Exercise instructions:
Identify the lines that contain the string "renormalized" and copy all of them.

Extracted records:
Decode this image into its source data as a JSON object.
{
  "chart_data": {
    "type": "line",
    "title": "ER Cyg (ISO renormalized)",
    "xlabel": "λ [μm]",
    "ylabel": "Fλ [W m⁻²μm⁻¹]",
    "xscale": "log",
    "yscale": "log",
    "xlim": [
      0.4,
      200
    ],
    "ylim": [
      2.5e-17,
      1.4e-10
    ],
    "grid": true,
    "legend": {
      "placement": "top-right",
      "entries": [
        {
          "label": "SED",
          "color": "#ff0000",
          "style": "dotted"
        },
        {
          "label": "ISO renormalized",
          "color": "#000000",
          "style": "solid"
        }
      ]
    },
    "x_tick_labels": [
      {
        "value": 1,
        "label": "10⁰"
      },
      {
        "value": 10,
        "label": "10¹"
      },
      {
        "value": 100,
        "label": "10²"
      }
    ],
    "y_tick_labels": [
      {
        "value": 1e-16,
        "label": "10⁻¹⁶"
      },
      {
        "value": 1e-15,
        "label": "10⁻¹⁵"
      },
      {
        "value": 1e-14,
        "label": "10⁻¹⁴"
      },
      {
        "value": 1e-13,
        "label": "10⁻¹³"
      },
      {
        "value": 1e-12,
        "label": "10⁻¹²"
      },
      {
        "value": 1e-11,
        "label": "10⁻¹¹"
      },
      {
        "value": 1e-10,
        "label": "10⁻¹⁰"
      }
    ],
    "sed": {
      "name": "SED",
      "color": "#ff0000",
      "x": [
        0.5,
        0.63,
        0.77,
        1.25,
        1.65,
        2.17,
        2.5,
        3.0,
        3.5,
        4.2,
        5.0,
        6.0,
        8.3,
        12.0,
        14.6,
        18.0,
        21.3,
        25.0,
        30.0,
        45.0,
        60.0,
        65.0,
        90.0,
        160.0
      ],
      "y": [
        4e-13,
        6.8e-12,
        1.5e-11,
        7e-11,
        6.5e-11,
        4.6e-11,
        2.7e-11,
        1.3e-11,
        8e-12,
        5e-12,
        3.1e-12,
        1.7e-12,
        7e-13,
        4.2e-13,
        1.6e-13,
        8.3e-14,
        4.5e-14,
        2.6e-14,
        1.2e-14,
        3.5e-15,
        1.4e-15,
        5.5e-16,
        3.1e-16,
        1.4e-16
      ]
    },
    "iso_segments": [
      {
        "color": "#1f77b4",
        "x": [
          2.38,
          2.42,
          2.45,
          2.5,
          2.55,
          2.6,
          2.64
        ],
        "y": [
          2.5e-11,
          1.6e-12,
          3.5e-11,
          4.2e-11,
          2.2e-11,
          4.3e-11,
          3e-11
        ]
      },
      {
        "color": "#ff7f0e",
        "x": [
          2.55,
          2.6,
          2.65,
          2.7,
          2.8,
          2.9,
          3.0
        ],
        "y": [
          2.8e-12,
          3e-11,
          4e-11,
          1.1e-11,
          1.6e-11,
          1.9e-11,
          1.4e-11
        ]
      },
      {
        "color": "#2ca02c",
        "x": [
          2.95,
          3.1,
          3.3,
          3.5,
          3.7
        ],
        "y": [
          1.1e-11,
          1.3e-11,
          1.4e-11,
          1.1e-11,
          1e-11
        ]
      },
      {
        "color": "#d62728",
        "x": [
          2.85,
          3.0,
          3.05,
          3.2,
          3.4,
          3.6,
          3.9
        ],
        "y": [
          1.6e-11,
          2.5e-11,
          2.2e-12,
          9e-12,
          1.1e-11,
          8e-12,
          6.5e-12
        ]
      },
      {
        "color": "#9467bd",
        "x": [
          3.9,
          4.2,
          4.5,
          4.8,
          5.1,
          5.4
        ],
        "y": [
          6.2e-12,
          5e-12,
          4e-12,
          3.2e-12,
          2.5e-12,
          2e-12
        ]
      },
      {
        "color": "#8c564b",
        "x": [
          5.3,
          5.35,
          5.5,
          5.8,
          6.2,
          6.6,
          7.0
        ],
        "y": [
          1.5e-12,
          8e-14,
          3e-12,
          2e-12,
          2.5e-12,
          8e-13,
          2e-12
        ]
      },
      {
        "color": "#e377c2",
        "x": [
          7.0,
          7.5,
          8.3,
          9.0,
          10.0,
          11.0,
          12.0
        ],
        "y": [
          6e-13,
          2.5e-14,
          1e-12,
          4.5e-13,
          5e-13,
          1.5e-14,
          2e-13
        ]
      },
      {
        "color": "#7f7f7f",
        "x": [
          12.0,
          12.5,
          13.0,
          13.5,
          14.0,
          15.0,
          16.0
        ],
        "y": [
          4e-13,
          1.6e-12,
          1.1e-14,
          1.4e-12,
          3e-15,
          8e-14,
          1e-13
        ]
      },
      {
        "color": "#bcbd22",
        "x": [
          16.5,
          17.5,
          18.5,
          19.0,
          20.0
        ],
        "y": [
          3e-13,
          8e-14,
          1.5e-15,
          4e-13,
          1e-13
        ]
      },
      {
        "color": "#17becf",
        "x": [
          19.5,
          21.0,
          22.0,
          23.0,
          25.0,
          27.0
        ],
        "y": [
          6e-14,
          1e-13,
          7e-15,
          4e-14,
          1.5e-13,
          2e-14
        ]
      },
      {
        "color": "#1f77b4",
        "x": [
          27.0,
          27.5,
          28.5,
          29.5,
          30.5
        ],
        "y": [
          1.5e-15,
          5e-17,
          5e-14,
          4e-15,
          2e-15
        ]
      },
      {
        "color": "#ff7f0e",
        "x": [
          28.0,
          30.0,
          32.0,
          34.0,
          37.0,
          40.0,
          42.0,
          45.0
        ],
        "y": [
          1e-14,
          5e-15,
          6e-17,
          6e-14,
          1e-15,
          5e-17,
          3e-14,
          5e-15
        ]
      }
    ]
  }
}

Answer below:
    "title": "ER Cyg (ISO renormalized)",
          "label": "ISO renormalized",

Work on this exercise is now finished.